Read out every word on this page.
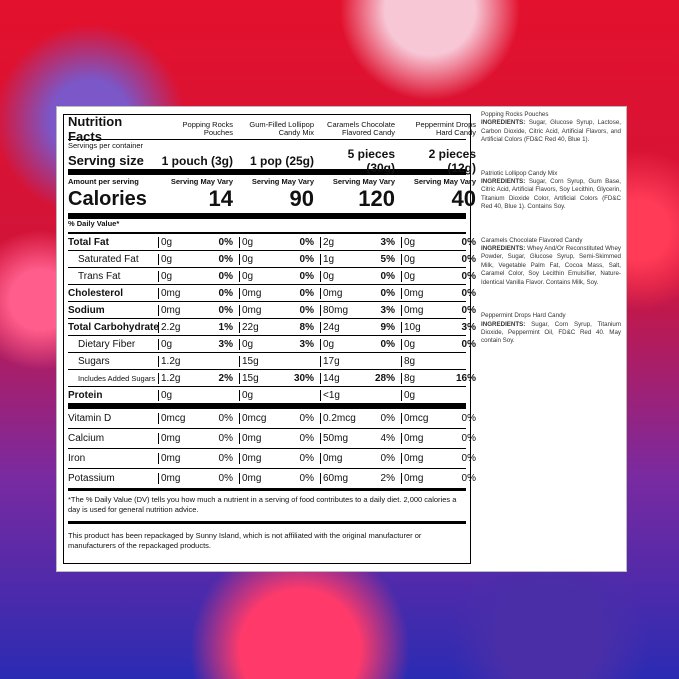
Nutrition Facts
Popping Rocks Pouches
Gum-Filled Lollipop Candy Mix
Caramels Chocolate Flavored Candy
Peppermint Drops Hard Candy
Servings per container
Serving size	1 pouch (3g)	1 pop (25g)	5 pieces (30g)
2 pieces (12g)
Amount per serving	Serving May Vary	Serving May Vary	Serving May Vary	Serving May Vary
Calories	14	90	120	40
% Daily Value*
Total Fat	0g	0% 0g	0% 2g	3% 0g	0%
Saturated Fat	0g	0% 0g	0% 1g	5% 0g	0%
Trans Fat	0g	0% 0g	0% 0g	0% 0g	0%
Cholesterol	0mg	0% 0mg	0% 0mg	0% 0mg	0%
Sodium	0mg	0% 0mg	0% 80mg	3% 0mg	0%
Total Carbohydrate 2.2g	1% 22g	8% 24g	9% 10g	3%
Dietary Fiber	0g	3% 0g	3% 0g	0% 0g	0%
Sugars	1.2g	15g	17g	8g
Includes Added Sugars 1.2g	2% 15g	30% 14g	28% 8g	16%
Protein	0g	0g	<1g	0g
Vitamin D	0mcg	0% 0mcg	0% 0.2mcg 0% 0mcg	0%
Calcium	0mg	0% 0mg	0% 50mg	4% 0mg	0%
Iron	0mg	0% 0mg	0% 0mg	0% 0mg	0%
Potassium	0mg	0% 0mg	0% 60mg	2% 0mg	0%
*The % Daily Value (DV) tells you how much a nutrient in a serving of food contributes to a daily diet. 2,000 calories a day is used for general nutrition advice.
This product has been repackaged by Sunny Island, which is not affiliated with the original manufacturer or manufacturers of the repackaged products.
Popping Rocks Pouches
INGREDIENTS: Sugar, Glucose Syrup, Lactose, Carbon Dioxide, Citric Acid, Artificial Flavors, and Artificial Colors (FD&C Red 40, Blue 1).
Patriotic Lollipop Candy Mix
INGREDIENTS: Sugar, Corn Syrup, Gum Base, Citric Acid, Artificial Flavors, Soy Lecithin, Glycerin, Titanium Dioxide Color, Artificial Colors (FD&C Red 40, Blue 1). Contains Soy.
Caramels Chocolate Flavored Candy
INGREDIENTS: Whey And/Or Reconstituted Whey Powder, Sugar, Glucose Syrup, Semi-Skimmed Milk, Vegetable Palm Fat, Cocoa Mass, Salt, Caramel Color, Soy Lecithin Emulsifier, Nature-Identical Vanilla Flavor. Contains Milk, Soy.
Peppermint Drops Hard Candy
INGREDIENTS: Sugar, Corn Syrup, Titanium Dioxide, Peppermint Oil, FD&C Red 40. May contain Soy.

◆ ◆ ◆ ◆ ◆ ◆ ◆

→ **Requirement**: All lines of the material that contain the word "Contains" should be listed.

→ **Problem solution**:
INGREDIENTS: Sugar, Corn Syrup, Gum Base, Citric Acid, Artificial Flavors, Soy Lecithin, Glycerin, Titanium Dioxide Color, Artificial Colors (FD&C Red 40, Blue 1). Contains Soy.
INGREDIENTS: Whey And/Or Reconstituted Whey Powder, Sugar, Glucose Syrup, Semi-Skimmed Milk, Vegetable Palm Fat, Cocoa Mass, Salt, Caramel Color, Soy Lecithin Emulsifier, Nature-Identical Vanilla Flavor. Contains Milk, Soy.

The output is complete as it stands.